Excerto fornecido ::
☆ ☆ ☆ ☆

Familiar detido em Itália: o que fazer hoje

Se alguém da sua família acaba de ser detido em Itália, há duas coisas que pode fazer hoje e que quase ninguém sabe que pode fazer. A primeira é constituir o advogado você mesmo: a lei italiana permite-o aos familiares próximos. A segunda é localizá-la, e para isso são precisos três dados.
Os três dados necessários
- O nome completo da pessoa detida, tal como consta do documento de identificação.
- O local exato e a hora da detenção. Todos os prazos correm a partir dessa hora.
- Que força interveio: carabinieri, polícia de Estado ou guarda de finanças. Isso determina a que edifício se dirigir.
Isto chega para começar. O que não serve de nada é ligar para as prisões: nas primeiras horas a pessoa não está na prisão, está nas instalações da força que a deteve.
Constituir o advogado
A constituição por familiar próximo é válida desde que apresentada, e é ela que faz a família passar de espectadora a parte ativa. A partir daí o advogado pode aceder aos autos, saber onde está a pessoa, quando é a audiência e o que lhe é imputado.
Sem advogado constituído, ninguém lhe dará essa informação, por muitas chamadas que faça. Não é má vontade: o sistema só a comunica ao defensor.

☆ ☆ ☆ ☆

Material listado ::
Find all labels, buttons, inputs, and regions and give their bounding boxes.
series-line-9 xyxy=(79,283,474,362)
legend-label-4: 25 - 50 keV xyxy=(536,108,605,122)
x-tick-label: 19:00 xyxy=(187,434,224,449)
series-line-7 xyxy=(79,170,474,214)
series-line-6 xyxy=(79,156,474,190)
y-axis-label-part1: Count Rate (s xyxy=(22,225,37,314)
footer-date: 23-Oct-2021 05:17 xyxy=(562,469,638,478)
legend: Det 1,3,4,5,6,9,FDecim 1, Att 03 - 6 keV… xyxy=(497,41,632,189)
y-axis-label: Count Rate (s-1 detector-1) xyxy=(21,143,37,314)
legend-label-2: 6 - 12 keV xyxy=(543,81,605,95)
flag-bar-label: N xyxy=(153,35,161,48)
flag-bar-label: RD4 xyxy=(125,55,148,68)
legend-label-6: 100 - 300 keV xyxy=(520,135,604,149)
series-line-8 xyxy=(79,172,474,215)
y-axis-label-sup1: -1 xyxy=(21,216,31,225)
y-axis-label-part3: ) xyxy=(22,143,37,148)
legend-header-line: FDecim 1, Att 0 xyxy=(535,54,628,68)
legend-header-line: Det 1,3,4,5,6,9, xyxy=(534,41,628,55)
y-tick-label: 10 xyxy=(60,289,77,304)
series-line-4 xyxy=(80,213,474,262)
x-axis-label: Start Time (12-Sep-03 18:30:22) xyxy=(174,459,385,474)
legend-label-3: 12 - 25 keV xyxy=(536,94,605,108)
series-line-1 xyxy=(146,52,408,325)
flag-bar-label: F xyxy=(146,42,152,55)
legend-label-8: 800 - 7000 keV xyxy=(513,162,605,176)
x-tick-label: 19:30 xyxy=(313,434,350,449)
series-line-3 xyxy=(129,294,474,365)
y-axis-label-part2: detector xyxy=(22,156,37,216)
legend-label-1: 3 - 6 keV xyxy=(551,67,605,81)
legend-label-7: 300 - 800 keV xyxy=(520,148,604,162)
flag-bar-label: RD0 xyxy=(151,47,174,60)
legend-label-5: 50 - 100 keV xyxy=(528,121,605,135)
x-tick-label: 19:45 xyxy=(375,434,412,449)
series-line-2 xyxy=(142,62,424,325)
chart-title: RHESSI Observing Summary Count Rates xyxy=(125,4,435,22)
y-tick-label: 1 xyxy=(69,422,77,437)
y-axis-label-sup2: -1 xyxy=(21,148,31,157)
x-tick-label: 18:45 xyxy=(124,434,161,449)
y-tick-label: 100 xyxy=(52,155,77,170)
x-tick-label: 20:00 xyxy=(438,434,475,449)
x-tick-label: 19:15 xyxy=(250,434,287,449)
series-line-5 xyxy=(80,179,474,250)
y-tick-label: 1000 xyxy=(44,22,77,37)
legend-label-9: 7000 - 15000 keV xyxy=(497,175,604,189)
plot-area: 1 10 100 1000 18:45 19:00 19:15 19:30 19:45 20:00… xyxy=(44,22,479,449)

☆ ☆ ☆ ☆

Tarefa ::
Reproduza sem alterações o trecho do excerto sobre familiares detidos em Itália, começando em "Os três dados necessários" e seguindo até "que a deteve.".

Resposta escrita ::
Os três dados necessários
- O nome completo da pessoa detida, tal como consta do documento de identificação.
- O local exato e a hora da detenção. Todos os prazos correm a partir dessa hora.
- Que força interveio: carabinieri, polícia de Estado ou guarda de finanças. Isso determina a que edifício se dirigir.
Isto chega para começar. O que não serve de nada é ligar para as prisões: nas primeiras horas a pessoa não está na prisão, está nas instalações da força que a deteve.